"""

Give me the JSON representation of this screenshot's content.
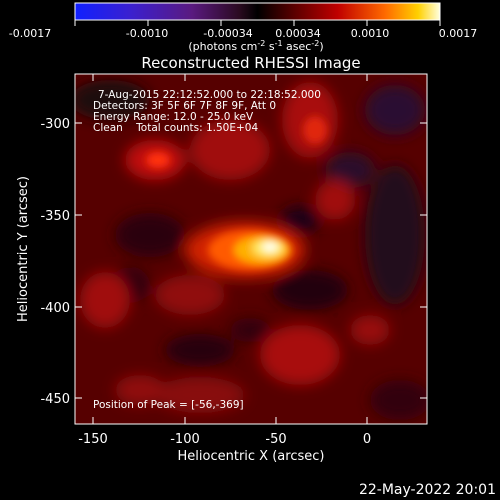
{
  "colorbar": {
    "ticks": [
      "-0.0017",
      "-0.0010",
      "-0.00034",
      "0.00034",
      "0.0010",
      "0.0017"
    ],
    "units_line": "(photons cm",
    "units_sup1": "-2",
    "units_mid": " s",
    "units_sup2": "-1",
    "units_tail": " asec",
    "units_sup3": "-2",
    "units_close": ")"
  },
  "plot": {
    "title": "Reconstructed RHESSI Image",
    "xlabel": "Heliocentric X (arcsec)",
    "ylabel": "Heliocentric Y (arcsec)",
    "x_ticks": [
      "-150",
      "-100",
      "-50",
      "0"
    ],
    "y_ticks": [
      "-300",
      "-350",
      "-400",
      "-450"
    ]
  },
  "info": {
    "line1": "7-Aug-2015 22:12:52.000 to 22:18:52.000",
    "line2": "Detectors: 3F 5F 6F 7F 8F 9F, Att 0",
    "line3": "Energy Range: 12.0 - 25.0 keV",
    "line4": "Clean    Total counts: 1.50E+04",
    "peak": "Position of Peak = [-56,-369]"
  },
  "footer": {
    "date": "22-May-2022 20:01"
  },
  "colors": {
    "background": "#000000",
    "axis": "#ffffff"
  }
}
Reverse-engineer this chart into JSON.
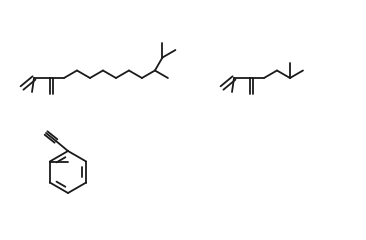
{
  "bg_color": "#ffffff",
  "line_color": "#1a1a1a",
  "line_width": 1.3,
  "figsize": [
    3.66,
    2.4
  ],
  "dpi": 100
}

"""
"""

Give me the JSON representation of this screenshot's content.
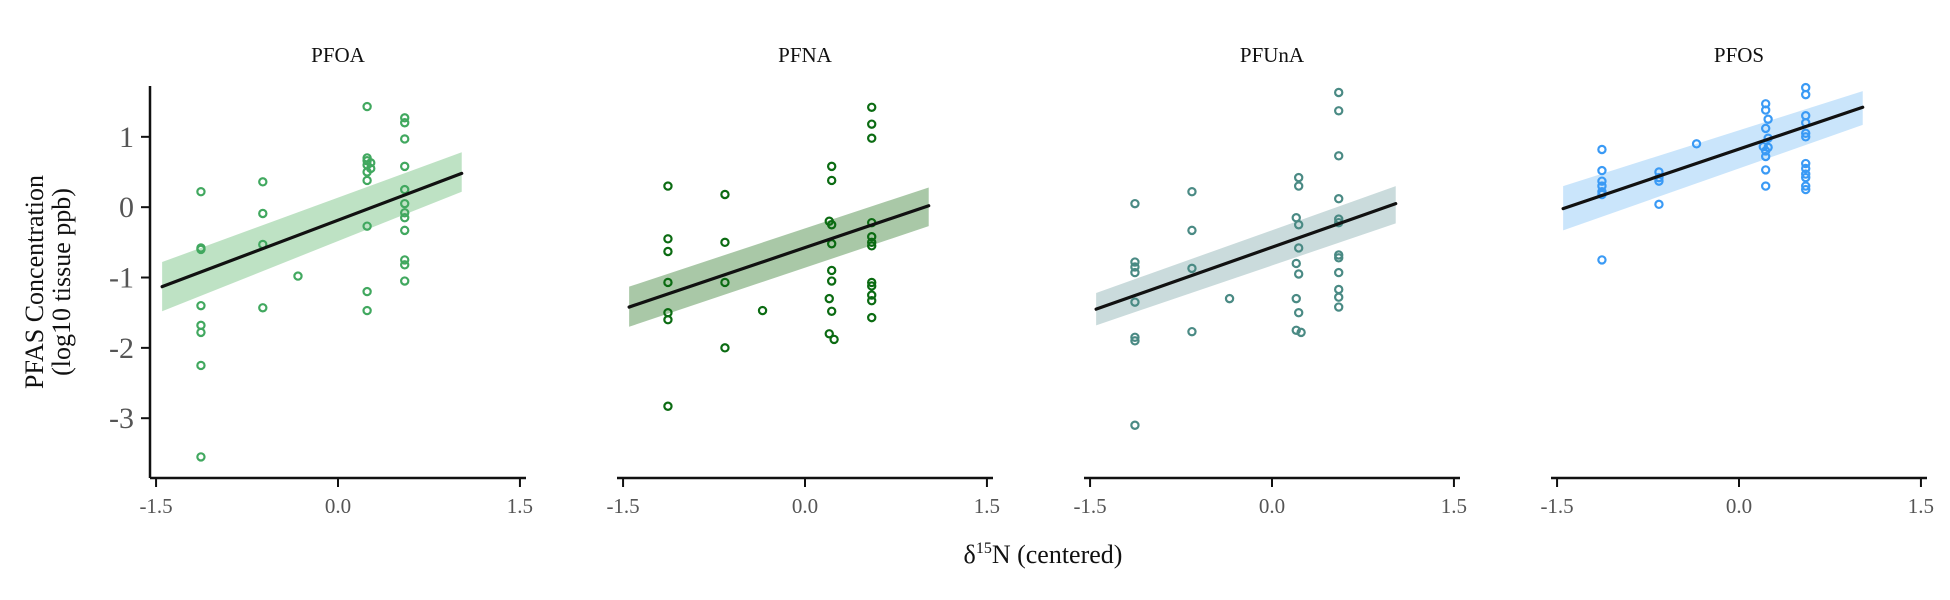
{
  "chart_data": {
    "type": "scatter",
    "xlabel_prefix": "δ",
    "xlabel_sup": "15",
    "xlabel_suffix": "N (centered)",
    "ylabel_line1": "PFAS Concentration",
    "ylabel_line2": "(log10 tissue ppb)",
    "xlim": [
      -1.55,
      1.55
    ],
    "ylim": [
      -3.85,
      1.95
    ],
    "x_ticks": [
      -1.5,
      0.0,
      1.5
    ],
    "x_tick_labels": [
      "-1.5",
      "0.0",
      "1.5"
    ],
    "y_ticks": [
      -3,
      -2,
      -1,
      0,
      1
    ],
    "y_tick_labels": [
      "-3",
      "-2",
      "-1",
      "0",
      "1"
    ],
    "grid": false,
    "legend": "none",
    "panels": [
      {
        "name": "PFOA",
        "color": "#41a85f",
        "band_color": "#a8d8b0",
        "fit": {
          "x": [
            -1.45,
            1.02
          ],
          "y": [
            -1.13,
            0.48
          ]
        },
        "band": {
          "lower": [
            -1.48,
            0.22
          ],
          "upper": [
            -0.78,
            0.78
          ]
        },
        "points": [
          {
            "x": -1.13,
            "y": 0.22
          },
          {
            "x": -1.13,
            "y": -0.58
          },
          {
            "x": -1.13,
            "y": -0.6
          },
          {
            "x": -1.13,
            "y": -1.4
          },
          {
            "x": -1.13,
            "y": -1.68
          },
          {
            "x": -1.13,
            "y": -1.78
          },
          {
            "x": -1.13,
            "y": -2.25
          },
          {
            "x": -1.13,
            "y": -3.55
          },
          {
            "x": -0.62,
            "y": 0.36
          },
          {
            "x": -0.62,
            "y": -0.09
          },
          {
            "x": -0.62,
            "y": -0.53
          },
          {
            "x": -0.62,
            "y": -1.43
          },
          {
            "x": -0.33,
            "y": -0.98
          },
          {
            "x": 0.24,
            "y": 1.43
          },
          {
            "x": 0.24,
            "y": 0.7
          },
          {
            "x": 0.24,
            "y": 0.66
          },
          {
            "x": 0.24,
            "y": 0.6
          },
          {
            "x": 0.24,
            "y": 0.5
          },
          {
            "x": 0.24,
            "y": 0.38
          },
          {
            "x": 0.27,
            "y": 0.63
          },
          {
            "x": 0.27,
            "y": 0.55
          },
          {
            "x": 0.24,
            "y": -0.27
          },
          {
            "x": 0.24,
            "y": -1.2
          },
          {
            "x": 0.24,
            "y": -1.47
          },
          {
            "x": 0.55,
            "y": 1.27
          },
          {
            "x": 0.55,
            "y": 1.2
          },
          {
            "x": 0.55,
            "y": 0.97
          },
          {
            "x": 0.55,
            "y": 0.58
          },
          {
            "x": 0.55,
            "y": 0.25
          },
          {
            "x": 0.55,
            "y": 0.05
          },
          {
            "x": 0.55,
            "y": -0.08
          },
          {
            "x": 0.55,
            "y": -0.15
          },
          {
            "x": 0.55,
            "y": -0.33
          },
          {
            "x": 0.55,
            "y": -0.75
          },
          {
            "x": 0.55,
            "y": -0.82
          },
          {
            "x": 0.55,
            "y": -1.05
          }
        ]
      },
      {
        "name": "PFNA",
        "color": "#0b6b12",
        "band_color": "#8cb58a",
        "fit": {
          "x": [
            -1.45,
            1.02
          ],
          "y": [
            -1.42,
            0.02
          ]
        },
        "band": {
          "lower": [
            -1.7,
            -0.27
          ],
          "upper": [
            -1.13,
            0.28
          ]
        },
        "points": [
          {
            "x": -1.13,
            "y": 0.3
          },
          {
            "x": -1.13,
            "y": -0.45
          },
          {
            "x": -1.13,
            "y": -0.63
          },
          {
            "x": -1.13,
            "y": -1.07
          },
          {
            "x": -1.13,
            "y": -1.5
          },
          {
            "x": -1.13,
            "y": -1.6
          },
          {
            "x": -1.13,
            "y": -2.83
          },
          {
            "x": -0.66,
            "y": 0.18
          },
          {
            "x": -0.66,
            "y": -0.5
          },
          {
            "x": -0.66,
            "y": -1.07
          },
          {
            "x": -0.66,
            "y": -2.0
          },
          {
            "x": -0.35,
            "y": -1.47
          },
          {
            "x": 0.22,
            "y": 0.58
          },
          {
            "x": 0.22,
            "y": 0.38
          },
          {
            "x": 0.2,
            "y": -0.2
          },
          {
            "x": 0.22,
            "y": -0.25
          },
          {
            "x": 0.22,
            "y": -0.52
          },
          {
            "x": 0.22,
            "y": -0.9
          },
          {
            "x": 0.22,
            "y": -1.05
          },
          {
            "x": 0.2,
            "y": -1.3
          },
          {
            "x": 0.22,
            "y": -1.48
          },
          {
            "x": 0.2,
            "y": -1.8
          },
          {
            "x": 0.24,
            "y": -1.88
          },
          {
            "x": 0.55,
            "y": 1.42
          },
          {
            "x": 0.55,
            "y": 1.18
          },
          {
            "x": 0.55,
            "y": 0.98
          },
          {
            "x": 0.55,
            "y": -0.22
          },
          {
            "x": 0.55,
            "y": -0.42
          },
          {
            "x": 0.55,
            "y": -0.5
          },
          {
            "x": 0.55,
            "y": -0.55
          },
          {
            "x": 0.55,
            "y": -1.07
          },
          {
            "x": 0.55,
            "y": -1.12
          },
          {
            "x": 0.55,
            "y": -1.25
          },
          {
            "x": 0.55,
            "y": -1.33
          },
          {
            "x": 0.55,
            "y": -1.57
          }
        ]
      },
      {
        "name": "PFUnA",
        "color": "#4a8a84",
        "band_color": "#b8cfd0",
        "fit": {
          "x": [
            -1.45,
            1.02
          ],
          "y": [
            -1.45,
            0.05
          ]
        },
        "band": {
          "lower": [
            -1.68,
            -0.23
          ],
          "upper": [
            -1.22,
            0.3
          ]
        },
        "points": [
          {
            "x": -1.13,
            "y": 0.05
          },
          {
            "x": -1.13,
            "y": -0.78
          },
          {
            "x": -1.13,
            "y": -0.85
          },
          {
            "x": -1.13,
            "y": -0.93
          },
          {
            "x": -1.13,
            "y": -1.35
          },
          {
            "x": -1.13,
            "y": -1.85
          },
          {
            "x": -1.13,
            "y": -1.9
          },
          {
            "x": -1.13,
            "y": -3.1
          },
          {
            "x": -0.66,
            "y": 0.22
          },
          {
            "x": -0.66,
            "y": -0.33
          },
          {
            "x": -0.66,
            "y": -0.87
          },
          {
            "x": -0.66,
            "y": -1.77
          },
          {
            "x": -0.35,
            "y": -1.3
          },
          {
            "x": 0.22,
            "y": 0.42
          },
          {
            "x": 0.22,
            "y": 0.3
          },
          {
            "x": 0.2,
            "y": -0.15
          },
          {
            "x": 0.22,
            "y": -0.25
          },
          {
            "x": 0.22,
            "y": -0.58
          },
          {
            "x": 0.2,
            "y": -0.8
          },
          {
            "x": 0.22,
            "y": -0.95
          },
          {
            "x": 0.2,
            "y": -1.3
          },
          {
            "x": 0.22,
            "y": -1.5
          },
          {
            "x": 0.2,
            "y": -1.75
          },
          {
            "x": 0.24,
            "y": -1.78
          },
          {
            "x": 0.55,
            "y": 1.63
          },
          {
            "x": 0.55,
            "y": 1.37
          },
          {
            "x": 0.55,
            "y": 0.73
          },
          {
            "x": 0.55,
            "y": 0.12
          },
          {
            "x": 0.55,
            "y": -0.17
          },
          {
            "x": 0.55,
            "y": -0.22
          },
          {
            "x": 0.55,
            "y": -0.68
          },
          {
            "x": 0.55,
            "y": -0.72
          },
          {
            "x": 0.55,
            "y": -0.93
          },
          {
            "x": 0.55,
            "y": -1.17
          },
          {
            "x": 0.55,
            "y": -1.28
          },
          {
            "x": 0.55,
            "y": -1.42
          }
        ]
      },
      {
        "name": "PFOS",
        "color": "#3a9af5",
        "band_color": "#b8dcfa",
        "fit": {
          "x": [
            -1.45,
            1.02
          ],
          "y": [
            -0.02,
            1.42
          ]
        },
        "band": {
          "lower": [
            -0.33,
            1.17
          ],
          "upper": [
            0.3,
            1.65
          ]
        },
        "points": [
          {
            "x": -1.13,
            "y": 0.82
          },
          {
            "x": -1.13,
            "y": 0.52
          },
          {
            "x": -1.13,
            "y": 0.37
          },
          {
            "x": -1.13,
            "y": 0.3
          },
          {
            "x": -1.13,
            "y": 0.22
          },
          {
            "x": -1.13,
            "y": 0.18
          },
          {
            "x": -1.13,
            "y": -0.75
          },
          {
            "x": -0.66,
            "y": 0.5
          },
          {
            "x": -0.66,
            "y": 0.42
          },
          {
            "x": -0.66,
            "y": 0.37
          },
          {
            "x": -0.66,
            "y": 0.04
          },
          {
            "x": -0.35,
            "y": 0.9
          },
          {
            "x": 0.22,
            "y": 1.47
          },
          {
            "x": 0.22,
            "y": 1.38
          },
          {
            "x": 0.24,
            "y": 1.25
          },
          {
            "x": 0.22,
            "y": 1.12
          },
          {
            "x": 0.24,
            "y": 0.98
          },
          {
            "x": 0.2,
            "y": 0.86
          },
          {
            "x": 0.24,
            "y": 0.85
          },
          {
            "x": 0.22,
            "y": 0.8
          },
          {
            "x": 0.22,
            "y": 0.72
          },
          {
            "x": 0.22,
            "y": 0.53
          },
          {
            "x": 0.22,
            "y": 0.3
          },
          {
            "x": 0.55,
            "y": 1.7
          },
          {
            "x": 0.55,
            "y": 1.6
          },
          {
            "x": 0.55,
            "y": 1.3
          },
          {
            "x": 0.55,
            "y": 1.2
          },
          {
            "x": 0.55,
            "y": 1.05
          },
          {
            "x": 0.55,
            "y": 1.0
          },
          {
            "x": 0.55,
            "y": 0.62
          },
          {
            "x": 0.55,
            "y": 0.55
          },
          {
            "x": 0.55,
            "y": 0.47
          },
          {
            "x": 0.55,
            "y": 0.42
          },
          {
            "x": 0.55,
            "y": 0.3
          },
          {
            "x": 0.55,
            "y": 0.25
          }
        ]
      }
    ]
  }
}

"""

## WHAT YOU ARE ASKED TO DO
Return every line above that contains the word "name".

## ANSWER
        "name": "PFOA",
        "name": "PFNA",
        "name": "PFUnA",
        "name": "PFOS",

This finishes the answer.